> **TASK INSTRUCTIONS**:
Print every line in the items below, starting at the line containing "- v-gridline: [197, 42, 198, 658]" and running down to the line containing "- y-axis-tick-label: 20: [30, 492, 54, 516]", with both of those lines included and each reproduced unchanged.

--- START DATA ---

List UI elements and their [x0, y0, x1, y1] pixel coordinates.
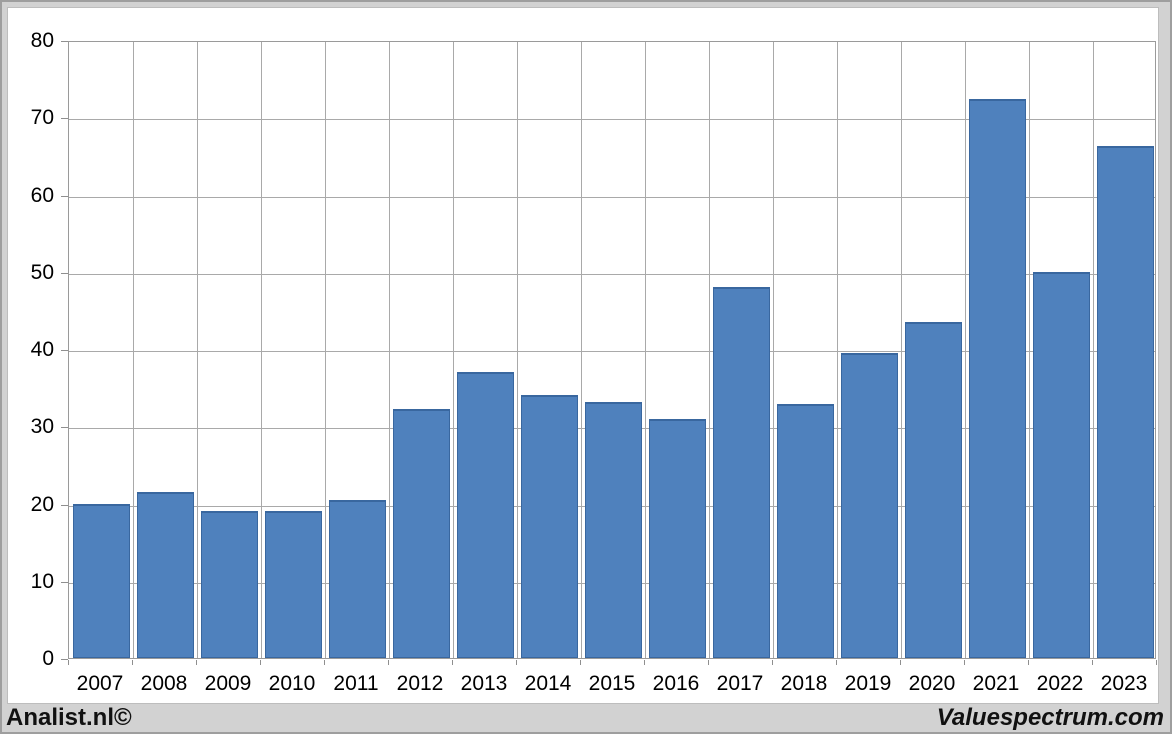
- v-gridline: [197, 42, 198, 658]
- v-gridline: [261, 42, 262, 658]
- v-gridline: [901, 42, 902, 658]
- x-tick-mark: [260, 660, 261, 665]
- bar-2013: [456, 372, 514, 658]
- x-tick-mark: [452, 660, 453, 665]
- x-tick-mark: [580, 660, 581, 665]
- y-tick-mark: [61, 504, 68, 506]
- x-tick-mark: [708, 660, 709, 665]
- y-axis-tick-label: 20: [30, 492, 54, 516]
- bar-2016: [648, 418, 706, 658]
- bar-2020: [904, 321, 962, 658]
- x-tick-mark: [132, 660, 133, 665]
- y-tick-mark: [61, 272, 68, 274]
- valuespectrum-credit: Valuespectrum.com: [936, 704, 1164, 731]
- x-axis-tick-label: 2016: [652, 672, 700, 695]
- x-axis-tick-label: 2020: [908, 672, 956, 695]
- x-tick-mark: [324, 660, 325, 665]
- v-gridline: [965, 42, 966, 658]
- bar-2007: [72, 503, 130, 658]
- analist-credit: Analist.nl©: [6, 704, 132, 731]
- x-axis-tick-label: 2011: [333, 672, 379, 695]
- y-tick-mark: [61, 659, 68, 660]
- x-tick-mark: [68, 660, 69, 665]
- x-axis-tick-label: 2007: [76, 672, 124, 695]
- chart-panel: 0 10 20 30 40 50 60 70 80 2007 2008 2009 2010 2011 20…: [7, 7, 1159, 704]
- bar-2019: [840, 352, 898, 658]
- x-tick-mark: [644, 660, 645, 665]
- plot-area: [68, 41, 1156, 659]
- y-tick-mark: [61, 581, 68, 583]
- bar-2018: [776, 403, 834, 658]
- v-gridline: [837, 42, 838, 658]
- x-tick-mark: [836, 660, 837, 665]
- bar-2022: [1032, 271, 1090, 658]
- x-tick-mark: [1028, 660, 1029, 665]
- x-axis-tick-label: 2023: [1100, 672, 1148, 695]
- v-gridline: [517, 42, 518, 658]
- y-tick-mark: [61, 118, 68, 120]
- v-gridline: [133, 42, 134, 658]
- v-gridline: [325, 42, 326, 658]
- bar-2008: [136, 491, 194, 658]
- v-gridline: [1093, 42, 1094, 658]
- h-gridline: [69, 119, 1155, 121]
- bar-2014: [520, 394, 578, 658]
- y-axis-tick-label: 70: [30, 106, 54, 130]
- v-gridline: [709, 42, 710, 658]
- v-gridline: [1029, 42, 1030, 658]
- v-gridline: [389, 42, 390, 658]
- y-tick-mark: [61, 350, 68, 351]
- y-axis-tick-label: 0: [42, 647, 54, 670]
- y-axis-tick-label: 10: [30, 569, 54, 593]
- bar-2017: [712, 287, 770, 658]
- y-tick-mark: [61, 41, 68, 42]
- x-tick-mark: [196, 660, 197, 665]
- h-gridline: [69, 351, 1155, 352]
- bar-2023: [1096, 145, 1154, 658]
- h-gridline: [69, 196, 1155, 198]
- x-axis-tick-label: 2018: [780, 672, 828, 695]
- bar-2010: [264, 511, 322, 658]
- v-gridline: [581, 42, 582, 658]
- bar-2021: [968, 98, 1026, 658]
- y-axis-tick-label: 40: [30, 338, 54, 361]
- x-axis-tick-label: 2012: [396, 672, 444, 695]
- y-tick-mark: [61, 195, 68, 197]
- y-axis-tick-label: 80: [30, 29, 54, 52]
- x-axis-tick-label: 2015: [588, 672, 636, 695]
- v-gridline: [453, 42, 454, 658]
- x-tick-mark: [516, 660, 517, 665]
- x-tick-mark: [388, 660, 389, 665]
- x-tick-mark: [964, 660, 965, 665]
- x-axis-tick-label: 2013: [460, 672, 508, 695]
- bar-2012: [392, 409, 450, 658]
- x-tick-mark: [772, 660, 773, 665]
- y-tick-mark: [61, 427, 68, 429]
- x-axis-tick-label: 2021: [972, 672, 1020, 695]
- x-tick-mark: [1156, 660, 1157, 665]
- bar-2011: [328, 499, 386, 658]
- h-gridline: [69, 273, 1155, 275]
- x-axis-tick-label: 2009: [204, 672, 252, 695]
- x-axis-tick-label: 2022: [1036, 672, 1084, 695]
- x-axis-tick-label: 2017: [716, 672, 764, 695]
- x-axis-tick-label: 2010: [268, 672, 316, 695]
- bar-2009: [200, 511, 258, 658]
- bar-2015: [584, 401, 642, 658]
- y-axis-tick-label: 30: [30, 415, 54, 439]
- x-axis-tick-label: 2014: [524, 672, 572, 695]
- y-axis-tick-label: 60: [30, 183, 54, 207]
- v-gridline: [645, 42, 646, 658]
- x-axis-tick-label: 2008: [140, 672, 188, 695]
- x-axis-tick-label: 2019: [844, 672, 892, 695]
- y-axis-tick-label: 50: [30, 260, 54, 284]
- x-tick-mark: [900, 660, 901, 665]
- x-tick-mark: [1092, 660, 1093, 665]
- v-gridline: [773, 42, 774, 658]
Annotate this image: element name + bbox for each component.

--- END DATA ---
--- START DATA ---

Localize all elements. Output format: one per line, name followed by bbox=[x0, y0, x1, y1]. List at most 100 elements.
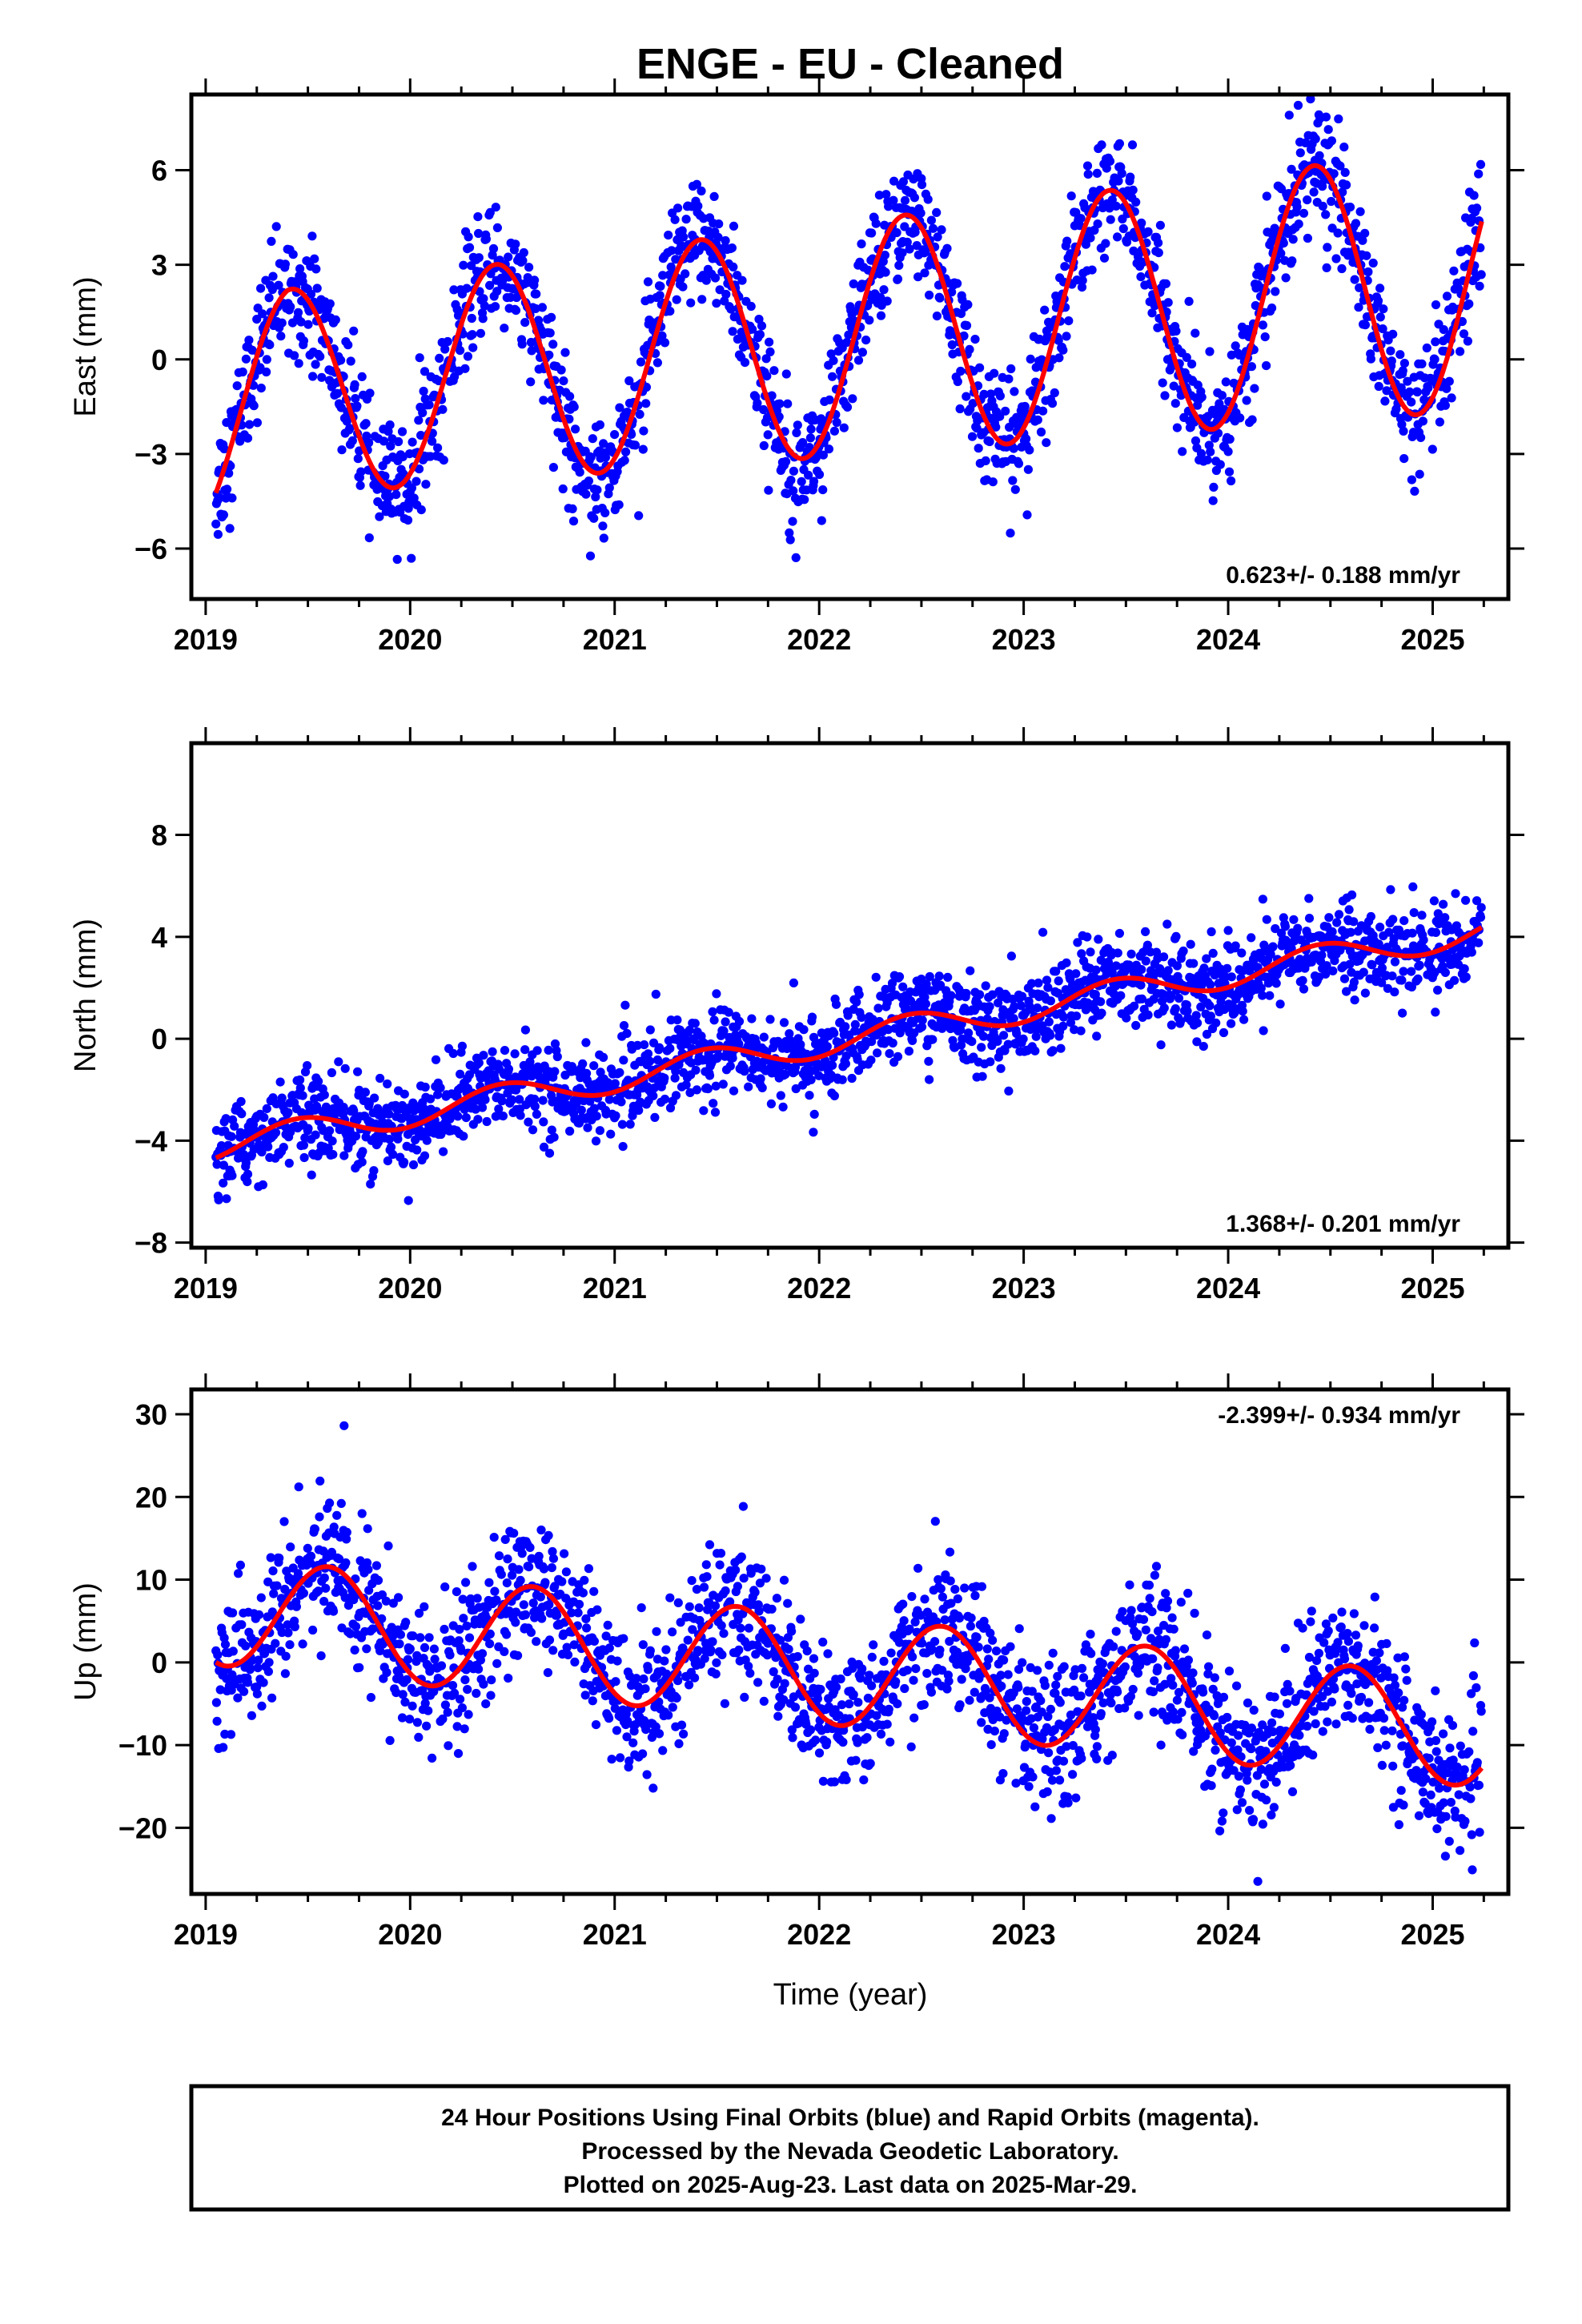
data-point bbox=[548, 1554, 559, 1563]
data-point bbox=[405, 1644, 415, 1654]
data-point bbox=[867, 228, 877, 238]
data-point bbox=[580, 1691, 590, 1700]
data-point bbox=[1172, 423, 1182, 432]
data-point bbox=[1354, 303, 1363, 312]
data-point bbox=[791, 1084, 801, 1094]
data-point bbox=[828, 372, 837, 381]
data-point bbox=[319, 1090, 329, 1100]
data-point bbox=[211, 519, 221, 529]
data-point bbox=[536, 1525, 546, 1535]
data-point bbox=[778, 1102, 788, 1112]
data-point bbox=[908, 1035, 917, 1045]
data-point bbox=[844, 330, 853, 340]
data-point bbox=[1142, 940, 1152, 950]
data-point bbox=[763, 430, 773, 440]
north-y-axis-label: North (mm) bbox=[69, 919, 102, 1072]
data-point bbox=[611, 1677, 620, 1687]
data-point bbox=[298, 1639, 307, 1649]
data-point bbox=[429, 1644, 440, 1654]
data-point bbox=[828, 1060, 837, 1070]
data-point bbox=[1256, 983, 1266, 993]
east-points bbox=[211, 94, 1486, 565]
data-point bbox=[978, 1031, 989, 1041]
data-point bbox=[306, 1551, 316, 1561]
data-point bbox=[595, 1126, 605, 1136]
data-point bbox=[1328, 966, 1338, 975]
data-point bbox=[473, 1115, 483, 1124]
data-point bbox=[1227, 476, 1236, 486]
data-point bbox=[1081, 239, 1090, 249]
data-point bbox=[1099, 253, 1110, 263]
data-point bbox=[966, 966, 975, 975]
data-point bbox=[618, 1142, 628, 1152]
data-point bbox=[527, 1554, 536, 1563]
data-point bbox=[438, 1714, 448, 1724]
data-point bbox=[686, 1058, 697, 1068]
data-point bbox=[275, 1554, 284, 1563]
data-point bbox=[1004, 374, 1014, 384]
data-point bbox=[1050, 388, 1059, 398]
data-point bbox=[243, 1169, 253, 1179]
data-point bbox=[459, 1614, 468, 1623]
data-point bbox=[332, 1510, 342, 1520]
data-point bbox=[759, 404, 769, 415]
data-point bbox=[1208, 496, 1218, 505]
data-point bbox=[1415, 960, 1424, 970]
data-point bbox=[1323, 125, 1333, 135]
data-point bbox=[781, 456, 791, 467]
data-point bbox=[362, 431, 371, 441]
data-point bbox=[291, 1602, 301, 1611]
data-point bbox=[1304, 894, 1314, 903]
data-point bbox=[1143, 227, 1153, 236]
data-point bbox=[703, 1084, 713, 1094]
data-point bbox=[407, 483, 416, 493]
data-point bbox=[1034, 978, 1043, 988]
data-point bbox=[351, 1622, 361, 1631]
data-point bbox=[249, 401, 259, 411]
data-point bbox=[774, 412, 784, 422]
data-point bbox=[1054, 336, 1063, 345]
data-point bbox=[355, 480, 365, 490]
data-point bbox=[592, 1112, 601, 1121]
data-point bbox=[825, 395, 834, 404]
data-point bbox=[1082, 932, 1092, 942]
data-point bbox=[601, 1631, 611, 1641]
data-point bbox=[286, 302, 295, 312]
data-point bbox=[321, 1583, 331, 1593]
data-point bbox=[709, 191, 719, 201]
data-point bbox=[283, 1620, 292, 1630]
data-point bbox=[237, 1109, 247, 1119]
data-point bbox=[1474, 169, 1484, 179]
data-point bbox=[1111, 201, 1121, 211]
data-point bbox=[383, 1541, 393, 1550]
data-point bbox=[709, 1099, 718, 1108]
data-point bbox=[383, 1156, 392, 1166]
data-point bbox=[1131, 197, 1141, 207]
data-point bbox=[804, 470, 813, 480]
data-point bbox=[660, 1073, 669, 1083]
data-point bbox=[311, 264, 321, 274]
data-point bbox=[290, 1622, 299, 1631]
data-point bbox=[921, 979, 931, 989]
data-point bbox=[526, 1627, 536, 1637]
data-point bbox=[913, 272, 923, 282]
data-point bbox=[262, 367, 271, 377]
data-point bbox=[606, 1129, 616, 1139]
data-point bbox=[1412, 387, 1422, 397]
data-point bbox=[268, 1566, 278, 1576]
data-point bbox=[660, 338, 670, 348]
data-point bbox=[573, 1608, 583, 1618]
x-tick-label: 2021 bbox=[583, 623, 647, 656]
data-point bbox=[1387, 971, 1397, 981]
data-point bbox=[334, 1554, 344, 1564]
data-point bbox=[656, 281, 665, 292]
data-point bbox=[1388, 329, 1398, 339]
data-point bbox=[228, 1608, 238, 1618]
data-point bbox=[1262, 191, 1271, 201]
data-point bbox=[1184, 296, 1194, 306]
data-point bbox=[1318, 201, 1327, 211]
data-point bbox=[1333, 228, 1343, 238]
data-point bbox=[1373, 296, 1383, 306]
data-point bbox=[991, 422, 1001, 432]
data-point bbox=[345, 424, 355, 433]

--- END DATA ---

> **FULL RESPONSE**:
- v-gridline: [197, 42, 198, 658]
- v-gridline: [261, 42, 262, 658]
- v-gridline: [901, 42, 902, 658]
- x-tick-mark: [260, 660, 261, 665]
- bar-2013: [456, 372, 514, 658]
- x-tick-mark: [452, 660, 453, 665]
- x-tick-mark: [580, 660, 581, 665]
- y-tick-mark: [61, 504, 68, 506]
- x-tick-mark: [708, 660, 709, 665]
- y-axis-tick-label: 20: [30, 492, 54, 516]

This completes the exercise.